# Records for processing start
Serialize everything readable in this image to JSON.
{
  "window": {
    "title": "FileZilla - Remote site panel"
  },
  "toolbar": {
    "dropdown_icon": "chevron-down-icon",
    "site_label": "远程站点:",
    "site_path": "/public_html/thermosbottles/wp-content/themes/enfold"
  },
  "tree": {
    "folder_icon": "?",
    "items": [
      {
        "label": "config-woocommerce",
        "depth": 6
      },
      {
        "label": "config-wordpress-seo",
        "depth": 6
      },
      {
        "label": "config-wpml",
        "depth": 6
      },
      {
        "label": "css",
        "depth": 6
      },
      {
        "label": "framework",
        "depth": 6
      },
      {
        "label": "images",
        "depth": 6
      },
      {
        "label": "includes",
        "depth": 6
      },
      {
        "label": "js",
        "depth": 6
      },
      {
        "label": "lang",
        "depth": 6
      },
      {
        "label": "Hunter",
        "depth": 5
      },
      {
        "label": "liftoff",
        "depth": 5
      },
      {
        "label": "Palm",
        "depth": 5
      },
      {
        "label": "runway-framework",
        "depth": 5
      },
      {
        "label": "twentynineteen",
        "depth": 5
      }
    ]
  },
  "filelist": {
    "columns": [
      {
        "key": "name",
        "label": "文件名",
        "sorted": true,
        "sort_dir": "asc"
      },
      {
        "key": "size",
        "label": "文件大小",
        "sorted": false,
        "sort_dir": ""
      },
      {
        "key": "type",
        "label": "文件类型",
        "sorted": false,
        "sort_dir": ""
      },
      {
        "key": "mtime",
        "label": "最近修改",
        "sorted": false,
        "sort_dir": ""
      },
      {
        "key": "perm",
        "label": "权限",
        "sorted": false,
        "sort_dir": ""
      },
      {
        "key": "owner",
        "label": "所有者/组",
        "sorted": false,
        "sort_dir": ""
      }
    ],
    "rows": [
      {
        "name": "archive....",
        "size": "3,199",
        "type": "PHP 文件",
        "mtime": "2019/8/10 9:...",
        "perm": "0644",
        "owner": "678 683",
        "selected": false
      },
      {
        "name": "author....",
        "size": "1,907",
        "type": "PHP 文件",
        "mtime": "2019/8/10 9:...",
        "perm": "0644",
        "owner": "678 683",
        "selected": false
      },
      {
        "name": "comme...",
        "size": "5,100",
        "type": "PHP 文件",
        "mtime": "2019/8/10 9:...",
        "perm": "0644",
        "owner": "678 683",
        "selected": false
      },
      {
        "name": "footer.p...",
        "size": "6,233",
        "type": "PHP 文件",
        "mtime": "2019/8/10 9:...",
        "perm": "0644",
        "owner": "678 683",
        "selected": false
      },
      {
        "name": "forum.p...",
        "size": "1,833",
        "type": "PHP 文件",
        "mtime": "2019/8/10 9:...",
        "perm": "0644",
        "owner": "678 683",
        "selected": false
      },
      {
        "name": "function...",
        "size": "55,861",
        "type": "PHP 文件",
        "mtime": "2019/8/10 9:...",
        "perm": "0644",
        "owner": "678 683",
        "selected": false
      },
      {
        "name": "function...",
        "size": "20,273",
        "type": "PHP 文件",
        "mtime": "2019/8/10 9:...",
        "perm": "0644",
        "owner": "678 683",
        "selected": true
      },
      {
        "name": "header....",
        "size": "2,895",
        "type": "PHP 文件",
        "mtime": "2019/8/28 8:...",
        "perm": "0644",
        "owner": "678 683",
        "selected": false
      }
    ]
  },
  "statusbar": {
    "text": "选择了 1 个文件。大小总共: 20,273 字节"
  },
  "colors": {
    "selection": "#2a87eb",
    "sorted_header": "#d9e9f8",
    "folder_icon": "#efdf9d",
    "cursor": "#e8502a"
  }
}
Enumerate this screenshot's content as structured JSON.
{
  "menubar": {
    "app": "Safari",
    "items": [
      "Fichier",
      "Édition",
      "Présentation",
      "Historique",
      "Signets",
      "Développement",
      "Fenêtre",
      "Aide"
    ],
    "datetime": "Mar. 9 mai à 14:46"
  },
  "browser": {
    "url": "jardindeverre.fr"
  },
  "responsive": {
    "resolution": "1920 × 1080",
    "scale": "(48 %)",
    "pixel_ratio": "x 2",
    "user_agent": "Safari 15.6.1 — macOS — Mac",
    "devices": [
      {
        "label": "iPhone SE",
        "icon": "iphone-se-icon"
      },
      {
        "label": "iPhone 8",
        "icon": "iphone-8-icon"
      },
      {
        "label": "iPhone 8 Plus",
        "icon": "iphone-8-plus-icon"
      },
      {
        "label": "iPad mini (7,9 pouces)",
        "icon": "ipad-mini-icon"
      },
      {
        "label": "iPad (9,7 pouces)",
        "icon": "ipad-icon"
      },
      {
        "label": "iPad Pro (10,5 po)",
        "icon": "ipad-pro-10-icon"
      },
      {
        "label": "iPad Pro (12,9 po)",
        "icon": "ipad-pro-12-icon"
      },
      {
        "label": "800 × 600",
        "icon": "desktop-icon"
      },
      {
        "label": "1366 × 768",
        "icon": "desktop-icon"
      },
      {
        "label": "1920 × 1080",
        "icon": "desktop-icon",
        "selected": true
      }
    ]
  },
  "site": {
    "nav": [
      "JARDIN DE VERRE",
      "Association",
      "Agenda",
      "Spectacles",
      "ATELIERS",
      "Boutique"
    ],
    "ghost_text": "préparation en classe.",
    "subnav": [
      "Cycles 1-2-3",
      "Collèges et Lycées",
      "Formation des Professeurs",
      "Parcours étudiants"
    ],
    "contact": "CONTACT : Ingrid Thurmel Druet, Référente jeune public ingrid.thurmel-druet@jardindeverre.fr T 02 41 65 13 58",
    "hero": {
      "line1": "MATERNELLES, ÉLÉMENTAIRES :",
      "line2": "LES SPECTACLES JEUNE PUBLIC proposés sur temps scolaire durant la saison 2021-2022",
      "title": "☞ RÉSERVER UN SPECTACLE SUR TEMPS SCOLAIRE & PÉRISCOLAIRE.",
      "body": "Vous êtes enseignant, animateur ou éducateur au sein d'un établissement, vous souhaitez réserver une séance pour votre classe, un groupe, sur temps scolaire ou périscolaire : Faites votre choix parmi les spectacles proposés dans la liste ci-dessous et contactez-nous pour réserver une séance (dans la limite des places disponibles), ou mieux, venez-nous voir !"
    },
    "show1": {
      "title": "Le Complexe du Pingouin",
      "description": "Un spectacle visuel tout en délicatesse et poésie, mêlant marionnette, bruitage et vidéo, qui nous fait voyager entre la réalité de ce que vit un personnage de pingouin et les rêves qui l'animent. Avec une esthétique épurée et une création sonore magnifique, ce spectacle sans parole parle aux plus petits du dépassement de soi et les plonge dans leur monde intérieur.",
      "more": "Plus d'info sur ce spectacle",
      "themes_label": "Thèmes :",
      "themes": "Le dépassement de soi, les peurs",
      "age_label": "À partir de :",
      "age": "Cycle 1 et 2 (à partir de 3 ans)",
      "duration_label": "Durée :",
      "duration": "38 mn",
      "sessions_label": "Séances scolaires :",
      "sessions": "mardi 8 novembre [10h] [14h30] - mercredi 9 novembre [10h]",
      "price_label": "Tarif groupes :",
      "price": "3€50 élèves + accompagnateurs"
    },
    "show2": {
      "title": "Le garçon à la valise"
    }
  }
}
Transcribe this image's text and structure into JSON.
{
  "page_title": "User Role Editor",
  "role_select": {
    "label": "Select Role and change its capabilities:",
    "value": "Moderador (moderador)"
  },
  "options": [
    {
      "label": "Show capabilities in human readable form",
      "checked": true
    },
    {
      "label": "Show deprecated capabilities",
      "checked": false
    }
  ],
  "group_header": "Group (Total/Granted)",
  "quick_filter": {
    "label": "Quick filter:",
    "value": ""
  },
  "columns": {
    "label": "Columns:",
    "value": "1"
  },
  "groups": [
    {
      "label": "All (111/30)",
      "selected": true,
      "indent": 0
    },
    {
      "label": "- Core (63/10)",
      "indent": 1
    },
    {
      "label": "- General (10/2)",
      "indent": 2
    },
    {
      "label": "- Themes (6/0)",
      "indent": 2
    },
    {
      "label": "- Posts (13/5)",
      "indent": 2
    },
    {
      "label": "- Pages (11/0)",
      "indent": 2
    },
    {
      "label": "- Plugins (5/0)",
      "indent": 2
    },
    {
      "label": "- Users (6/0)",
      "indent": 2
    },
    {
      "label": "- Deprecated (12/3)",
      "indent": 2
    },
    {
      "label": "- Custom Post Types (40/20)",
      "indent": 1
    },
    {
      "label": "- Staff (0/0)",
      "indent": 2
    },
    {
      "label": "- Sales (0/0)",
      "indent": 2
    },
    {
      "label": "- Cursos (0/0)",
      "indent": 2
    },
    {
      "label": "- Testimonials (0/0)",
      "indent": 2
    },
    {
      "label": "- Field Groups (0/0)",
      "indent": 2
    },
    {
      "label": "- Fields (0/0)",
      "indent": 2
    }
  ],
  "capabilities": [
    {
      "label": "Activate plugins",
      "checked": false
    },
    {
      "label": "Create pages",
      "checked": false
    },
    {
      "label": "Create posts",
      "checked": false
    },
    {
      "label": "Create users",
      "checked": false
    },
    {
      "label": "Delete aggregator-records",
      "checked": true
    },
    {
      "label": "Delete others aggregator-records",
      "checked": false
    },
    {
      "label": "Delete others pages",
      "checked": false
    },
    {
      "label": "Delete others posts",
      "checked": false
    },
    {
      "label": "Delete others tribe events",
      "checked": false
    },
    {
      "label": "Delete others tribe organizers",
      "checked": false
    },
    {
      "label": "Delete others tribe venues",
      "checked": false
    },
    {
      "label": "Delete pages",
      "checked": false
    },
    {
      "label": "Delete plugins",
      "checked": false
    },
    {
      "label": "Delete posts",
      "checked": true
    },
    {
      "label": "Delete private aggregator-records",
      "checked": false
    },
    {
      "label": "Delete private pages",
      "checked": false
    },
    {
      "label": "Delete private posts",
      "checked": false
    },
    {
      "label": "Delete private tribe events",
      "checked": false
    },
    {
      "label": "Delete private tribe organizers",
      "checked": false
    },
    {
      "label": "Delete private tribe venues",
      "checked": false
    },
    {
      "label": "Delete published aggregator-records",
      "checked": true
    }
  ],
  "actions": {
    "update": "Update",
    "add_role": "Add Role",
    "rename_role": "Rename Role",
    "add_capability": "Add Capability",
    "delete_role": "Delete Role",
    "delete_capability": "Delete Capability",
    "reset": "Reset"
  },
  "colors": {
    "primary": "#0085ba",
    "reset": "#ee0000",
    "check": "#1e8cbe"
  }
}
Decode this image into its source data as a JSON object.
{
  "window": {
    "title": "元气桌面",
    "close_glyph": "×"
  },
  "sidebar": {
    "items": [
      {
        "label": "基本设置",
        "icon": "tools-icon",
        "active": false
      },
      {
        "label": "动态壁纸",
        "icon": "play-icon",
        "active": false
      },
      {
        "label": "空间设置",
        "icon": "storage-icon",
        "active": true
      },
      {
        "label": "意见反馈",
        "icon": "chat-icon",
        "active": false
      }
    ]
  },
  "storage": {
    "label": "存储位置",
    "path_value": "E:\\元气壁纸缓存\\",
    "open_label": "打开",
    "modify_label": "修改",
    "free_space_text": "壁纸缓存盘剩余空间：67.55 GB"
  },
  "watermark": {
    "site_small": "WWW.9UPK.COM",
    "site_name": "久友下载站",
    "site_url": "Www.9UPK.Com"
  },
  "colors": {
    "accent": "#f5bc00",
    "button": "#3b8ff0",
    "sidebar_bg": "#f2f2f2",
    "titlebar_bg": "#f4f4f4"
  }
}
# Records for processing end
■ **Written instruction**
Give the count of lines holding the word "private" and nothing more.

■ **Written response**
6